> _DIRECTIONS_:
Copy out the whole listing exactly as written, leaving the pictures behind.

> _DATASET CONTENT_:
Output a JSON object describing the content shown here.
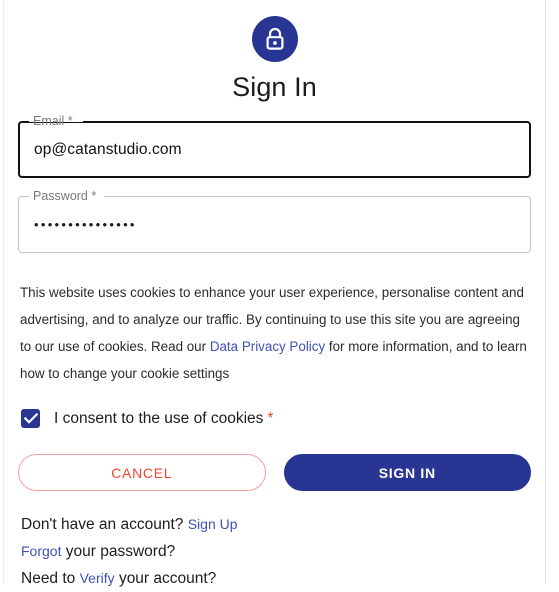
{
  "header": {
    "lock_icon": "lock-icon",
    "title": "Sign In",
    "accent_color": "#283593"
  },
  "form": {
    "email": {
      "label": "Email *",
      "value": "op@catanstudio.com",
      "placeholder": "Email",
      "focused": true
    },
    "password": {
      "label": "Password *",
      "value": "•••••••••••••••",
      "placeholder": "Password",
      "focused": false
    }
  },
  "cookie_notice": {
    "part1": "This website uses cookies to enhance your user experience, personalise content and advertising, and to analyze our traffic. By continuing to use this site you are agreeing to our use of cookies. Read our ",
    "link": "Data Privacy Policy",
    "part2": " for more information, and to learn how to change your cookie settings"
  },
  "consent": {
    "checked": true,
    "label": "I consent to the use of cookies",
    "required_marker": "*",
    "required_color": "#f44336"
  },
  "buttons": {
    "cancel": "CANCEL",
    "sign_in": "SIGN IN",
    "cancel_color": "#f44336",
    "sign_in_bg": "#283593"
  },
  "footer": {
    "signup_prefix": "Don't have an account?",
    "signup_link": "Sign Up",
    "forgot_link": "Forgot",
    "forgot_suffix": "your password?",
    "verify_prefix": "Need to",
    "verify_link": "Verify",
    "verify_suffix": "your account?",
    "link_color": "#3f51b5"
  }
}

> _RESPONSE FOR THIS EXERCISE_:
Output a JSON object describing the content shown here.
{
  "header": {
    "lock_icon": "lock-icon",
    "title": "Sign In",
    "accent_color": "#283593"
  },
  "form": {
    "email": {
      "label": "Email *",
      "value": "op@catanstudio.com",
      "placeholder": "Email",
      "focused": true
    },
    "password": {
      "label": "Password *",
      "value": "•••••••••••••••",
      "placeholder": "Password",
      "focused": false
    }
  },
  "cookie_notice": {
    "part1": "This website uses cookies to enhance your user experience, personalise content and advertising, and to analyze our traffic. By continuing to use this site you are agreeing to our use of cookies. Read our ",
    "link": "Data Privacy Policy",
    "part2": " for more information, and to learn how to change your cookie settings"
  },
  "consent": {
    "checked": true,
    "label": "I consent to the use of cookies",
    "required_marker": "*",
    "required_color": "#f44336"
  },
  "buttons": {
    "cancel": "CANCEL",
    "sign_in": "SIGN IN",
    "cancel_color": "#f44336",
    "sign_in_bg": "#283593"
  },
  "footer": {
    "signup_prefix": "Don't have an account?",
    "signup_link": "Sign Up",
    "forgot_link": "Forgot",
    "forgot_suffix": "your password?",
    "verify_prefix": "Need to",
    "verify_link": "Verify",
    "verify_suffix": "your account?",
    "link_color": "#3f51b5"
  }
}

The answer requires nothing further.